Instructions for the task: Look for the string "items" in every line, and copy each line that has it.

Task input:
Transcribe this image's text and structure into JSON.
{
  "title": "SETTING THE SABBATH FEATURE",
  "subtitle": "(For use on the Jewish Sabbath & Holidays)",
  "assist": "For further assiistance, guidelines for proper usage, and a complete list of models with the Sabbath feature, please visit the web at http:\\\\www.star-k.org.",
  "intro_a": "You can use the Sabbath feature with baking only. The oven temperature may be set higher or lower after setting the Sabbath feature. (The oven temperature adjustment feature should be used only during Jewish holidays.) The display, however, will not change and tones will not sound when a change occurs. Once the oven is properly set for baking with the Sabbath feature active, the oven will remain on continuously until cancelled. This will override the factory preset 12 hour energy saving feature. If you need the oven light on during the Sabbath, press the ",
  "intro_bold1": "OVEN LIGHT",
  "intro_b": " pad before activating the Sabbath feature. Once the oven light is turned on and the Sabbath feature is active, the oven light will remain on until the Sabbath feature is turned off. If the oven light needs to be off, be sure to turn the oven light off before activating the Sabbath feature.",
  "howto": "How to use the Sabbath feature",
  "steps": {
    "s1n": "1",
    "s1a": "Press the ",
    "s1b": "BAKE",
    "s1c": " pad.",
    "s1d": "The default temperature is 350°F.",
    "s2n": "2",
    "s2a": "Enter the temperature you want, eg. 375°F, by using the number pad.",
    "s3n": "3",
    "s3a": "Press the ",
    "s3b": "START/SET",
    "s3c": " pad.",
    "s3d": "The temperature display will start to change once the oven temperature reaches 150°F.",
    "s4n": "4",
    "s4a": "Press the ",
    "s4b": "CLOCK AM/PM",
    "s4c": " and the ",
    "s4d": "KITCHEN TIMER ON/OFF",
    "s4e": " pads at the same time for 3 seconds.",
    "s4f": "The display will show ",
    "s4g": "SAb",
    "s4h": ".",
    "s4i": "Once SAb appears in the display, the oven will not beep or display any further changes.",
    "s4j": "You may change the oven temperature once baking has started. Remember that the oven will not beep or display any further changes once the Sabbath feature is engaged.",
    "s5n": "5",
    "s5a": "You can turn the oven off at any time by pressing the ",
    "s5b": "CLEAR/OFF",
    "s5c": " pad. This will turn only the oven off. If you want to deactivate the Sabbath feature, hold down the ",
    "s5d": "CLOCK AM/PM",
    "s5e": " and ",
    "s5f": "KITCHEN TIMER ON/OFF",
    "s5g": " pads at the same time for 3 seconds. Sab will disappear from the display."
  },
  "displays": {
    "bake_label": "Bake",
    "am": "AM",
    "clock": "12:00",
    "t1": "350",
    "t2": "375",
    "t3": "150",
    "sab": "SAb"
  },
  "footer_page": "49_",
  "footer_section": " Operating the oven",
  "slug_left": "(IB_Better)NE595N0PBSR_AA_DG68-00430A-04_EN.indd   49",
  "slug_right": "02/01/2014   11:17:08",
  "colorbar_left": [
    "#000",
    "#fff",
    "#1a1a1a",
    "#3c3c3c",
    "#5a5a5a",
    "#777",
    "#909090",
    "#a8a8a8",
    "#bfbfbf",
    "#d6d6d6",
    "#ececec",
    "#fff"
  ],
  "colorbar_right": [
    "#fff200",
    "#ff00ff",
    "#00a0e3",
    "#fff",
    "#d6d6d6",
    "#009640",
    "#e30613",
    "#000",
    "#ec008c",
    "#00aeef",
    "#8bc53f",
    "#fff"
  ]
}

...

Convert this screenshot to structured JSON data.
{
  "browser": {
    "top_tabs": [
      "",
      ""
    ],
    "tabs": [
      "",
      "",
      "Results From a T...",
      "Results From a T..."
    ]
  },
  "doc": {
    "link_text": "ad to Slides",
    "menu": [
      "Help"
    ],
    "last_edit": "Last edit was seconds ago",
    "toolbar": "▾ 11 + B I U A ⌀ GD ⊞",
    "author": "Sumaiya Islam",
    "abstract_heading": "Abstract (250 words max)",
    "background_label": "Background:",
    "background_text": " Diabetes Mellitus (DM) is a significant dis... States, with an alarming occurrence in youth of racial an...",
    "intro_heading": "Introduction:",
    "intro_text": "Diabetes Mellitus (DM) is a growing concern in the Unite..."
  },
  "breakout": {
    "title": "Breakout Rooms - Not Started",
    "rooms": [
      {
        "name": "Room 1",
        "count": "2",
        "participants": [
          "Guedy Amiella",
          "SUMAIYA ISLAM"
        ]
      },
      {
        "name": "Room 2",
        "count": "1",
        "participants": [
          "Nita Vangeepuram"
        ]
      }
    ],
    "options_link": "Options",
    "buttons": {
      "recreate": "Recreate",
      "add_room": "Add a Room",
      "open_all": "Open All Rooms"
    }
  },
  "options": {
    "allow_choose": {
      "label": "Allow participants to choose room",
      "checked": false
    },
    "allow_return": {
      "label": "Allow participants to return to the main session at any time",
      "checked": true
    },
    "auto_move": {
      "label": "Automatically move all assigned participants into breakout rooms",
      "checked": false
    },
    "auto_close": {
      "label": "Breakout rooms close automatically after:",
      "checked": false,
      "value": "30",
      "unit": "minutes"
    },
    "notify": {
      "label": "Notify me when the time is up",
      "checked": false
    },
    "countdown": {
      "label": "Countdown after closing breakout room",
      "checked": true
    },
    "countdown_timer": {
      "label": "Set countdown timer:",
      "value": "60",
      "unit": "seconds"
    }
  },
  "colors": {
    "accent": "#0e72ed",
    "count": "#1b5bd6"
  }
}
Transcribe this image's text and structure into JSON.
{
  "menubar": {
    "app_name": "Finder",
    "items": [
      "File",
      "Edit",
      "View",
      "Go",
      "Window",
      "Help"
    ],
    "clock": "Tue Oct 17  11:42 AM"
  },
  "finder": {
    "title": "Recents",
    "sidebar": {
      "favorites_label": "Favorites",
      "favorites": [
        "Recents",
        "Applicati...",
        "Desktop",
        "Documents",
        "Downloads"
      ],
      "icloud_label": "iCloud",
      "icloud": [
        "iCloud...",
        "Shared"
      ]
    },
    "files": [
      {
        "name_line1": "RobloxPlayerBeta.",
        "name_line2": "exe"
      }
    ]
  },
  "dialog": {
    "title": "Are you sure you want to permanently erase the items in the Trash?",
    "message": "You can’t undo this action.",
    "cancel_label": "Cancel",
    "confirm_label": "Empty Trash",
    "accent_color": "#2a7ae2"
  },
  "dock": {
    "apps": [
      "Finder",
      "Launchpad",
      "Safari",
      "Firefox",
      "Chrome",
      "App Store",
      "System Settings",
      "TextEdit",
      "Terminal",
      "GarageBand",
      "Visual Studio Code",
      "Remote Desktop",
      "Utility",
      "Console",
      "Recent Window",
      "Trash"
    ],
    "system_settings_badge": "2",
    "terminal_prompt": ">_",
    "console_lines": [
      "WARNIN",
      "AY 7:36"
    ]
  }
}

Answer:
    "items": [
    "title": "Are you sure you want to permanently erase the items in the Trash?",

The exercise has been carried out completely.